Problem to work on: Every line below that contains "density" is to be copied.

════

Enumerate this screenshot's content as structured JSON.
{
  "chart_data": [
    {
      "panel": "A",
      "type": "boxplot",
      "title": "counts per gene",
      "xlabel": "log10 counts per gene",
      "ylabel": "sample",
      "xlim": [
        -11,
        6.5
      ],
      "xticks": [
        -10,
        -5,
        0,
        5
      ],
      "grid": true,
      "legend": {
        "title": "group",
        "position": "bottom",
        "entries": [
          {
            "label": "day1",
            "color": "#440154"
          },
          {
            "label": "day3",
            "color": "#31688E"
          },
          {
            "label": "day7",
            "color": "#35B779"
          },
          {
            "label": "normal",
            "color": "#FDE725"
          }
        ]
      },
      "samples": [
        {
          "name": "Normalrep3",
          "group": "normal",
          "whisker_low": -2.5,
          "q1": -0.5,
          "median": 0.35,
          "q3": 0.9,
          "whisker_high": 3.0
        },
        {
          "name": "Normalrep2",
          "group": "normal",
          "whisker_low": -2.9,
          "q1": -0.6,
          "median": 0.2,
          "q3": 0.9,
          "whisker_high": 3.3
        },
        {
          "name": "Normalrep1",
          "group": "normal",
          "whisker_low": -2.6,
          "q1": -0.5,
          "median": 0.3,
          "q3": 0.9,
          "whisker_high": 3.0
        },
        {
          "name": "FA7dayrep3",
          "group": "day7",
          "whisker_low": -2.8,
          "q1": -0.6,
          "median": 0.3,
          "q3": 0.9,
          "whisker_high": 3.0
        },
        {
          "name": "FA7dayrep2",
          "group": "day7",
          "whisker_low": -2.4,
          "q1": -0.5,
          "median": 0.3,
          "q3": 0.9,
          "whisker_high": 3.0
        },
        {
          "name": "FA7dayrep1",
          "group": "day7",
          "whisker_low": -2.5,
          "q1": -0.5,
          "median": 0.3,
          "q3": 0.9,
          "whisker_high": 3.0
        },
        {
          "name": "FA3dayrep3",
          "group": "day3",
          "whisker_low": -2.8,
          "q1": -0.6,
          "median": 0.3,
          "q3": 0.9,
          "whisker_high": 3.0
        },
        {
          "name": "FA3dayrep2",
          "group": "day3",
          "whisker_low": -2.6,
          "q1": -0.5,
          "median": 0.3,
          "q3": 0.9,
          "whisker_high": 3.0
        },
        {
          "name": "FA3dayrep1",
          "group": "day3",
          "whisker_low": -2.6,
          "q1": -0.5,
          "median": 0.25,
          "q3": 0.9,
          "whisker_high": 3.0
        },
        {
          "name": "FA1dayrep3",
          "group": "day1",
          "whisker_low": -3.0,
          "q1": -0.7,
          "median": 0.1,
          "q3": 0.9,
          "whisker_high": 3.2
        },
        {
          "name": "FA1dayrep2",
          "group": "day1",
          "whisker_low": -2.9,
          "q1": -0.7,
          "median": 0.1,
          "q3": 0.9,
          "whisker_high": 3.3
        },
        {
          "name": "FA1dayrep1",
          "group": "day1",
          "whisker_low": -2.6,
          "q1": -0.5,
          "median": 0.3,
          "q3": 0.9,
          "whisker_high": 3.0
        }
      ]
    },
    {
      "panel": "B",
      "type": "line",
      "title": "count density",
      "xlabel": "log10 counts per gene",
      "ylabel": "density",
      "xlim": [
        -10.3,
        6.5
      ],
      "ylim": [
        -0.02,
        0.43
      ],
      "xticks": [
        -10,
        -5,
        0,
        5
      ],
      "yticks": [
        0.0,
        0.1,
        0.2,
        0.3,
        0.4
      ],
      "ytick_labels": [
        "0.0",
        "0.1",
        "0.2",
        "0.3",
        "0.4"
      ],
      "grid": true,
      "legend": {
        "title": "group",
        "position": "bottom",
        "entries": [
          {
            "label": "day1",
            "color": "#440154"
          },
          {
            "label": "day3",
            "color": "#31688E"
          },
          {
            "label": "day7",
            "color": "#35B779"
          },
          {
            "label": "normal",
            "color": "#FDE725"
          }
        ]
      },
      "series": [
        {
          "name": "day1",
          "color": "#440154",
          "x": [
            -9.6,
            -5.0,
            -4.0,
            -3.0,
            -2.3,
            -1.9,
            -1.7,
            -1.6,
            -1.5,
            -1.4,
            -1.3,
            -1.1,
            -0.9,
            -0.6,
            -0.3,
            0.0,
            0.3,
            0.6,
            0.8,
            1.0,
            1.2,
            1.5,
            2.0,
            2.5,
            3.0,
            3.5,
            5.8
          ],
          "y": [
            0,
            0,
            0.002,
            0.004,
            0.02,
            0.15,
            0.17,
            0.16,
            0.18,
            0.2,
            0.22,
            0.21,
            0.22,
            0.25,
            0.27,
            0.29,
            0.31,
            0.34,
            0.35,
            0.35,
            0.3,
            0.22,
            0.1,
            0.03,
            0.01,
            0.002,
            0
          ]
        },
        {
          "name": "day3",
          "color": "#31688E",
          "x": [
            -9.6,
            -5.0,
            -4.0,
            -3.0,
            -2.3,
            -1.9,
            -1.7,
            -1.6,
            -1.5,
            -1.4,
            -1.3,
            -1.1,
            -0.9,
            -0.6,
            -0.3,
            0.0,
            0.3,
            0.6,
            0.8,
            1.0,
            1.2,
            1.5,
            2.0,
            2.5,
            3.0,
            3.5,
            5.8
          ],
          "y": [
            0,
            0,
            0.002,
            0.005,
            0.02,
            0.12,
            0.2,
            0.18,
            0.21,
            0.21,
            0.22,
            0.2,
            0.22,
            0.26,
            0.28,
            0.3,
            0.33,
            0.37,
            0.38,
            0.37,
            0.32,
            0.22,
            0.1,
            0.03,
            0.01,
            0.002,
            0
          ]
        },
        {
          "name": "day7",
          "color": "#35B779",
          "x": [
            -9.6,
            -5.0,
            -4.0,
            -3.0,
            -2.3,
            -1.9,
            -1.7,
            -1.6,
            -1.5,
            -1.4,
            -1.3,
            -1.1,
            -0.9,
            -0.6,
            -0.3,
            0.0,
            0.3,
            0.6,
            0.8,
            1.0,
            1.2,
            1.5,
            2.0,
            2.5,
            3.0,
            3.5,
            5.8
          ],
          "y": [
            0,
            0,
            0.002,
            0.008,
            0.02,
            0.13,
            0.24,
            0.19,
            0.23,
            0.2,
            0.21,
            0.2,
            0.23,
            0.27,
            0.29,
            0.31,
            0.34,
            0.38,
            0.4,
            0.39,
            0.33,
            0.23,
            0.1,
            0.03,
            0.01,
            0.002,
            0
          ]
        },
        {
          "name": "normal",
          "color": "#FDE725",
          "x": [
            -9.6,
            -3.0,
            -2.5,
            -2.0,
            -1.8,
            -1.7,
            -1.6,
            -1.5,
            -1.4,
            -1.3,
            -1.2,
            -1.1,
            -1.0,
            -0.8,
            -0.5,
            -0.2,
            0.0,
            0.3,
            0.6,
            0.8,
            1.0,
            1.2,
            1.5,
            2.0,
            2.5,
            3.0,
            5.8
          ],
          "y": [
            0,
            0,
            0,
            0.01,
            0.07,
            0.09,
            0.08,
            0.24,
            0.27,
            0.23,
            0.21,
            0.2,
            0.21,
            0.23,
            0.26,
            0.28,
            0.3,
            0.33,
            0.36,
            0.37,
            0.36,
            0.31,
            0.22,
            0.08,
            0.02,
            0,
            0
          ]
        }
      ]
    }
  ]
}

════

Output:
      "title": "count density",
      "ylabel": "density",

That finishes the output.